▶ [What to produce]: Scan the material for the word "Assets", and copy each line where it shows up.

[A run of records]
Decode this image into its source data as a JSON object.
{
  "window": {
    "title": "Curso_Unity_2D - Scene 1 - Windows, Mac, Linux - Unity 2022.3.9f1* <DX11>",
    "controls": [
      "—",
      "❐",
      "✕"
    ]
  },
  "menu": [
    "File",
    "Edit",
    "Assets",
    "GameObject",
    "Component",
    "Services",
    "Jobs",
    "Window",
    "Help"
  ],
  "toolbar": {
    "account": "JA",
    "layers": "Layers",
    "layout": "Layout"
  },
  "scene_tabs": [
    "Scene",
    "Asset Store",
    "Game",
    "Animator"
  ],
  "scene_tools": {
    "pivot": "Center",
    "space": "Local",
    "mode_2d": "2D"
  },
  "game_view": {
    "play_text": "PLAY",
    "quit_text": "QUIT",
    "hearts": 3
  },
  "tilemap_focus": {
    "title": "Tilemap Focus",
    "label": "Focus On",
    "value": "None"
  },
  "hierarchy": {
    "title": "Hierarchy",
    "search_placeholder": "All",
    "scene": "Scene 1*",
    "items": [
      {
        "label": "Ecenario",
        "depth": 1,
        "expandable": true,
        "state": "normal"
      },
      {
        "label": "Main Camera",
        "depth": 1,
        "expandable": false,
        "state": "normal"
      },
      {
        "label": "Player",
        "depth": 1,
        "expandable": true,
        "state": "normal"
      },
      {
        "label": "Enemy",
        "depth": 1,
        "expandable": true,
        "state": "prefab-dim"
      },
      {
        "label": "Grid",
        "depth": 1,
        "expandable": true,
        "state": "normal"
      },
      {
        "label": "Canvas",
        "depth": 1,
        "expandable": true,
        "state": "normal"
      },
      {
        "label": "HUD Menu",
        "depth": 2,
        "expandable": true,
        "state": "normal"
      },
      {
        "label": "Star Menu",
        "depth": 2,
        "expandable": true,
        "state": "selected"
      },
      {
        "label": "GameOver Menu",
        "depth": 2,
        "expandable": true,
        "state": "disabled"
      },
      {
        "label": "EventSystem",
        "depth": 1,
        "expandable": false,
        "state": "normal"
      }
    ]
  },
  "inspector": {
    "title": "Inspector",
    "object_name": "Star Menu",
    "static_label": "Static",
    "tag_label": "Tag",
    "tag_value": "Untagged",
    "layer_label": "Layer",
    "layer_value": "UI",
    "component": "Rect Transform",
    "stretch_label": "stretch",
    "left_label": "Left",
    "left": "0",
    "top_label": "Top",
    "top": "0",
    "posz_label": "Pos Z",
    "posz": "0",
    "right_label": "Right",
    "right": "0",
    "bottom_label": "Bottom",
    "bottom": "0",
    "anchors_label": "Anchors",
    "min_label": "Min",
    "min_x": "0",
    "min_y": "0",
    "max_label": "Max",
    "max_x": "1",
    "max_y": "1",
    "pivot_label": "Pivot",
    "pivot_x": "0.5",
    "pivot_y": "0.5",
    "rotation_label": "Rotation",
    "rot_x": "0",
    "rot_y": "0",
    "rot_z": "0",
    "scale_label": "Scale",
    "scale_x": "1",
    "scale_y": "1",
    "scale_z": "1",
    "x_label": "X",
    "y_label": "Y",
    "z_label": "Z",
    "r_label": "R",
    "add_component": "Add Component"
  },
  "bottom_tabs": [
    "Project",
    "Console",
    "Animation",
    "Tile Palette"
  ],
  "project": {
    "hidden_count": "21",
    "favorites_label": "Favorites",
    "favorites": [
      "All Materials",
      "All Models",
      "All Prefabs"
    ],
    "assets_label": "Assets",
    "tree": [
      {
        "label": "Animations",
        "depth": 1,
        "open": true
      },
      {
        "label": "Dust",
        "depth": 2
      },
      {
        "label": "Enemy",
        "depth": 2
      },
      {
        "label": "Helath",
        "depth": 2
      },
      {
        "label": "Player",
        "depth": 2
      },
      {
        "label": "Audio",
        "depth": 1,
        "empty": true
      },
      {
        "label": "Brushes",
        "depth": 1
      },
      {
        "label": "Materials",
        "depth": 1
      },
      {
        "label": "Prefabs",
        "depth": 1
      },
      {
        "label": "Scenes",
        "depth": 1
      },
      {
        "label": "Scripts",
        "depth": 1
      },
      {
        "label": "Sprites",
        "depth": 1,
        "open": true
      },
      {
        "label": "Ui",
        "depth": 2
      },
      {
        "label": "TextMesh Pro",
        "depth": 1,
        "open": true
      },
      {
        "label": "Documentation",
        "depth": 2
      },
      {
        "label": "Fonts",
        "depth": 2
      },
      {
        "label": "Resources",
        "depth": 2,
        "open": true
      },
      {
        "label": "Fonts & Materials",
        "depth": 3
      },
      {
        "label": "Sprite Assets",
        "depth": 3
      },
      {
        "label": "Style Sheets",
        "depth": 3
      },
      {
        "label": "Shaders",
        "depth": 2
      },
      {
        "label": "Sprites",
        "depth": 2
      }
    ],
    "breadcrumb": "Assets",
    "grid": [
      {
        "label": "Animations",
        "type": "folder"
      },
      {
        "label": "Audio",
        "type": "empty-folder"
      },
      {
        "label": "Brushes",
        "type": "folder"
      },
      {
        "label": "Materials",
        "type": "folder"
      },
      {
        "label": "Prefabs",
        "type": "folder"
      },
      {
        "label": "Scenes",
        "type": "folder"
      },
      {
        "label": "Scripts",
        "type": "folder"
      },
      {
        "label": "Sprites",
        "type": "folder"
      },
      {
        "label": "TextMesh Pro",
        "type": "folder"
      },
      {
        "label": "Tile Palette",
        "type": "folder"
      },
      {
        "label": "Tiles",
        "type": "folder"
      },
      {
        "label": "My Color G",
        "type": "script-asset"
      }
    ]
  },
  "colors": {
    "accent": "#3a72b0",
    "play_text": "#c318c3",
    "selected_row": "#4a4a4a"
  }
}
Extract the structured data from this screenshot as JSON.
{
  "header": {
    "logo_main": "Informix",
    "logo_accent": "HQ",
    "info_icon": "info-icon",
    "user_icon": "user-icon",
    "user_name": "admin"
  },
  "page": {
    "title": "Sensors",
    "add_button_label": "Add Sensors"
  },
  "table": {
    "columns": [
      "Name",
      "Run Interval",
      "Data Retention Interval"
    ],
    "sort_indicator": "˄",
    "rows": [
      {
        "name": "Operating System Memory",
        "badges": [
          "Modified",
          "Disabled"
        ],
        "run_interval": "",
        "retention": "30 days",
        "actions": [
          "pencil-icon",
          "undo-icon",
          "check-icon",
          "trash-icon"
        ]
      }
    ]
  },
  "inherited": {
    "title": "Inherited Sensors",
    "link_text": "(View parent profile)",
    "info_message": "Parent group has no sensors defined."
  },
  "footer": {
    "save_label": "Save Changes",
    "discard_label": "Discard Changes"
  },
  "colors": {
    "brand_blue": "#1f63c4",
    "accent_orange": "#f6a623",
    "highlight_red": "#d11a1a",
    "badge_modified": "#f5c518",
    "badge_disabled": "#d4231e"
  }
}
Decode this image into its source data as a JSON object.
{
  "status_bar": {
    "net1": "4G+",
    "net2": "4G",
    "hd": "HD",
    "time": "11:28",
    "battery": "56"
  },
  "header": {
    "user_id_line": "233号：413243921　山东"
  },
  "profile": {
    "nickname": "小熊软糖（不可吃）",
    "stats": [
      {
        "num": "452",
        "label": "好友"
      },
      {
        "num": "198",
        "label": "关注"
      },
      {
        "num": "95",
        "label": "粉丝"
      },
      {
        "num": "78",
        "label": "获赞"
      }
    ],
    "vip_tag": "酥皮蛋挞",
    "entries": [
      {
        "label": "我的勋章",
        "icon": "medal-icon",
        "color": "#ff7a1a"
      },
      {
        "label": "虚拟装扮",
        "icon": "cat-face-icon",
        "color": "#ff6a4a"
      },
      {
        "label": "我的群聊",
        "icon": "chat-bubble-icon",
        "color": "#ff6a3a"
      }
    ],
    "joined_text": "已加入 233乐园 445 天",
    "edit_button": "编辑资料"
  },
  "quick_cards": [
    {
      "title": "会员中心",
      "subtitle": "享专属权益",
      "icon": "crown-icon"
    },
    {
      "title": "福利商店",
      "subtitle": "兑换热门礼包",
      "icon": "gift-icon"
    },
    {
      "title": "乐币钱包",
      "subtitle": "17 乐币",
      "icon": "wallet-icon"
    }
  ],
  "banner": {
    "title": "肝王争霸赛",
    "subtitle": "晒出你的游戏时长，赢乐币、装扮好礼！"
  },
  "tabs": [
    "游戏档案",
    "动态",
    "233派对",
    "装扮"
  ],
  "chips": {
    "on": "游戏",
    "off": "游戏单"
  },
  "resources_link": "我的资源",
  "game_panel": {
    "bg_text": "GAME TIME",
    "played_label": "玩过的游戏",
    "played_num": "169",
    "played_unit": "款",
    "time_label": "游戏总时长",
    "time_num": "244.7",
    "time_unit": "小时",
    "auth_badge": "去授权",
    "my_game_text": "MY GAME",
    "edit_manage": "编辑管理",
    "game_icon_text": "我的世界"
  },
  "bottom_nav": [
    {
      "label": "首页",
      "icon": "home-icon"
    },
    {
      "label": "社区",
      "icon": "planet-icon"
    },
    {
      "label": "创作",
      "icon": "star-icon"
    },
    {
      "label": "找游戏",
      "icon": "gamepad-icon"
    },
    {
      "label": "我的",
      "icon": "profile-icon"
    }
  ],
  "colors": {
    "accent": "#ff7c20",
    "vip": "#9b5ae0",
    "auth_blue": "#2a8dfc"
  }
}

▶ [Solution]:
    "Assets",
    "assets_label": "Assets",
        "label": "Sprite Assets",
    "breadcrumb": "Assets",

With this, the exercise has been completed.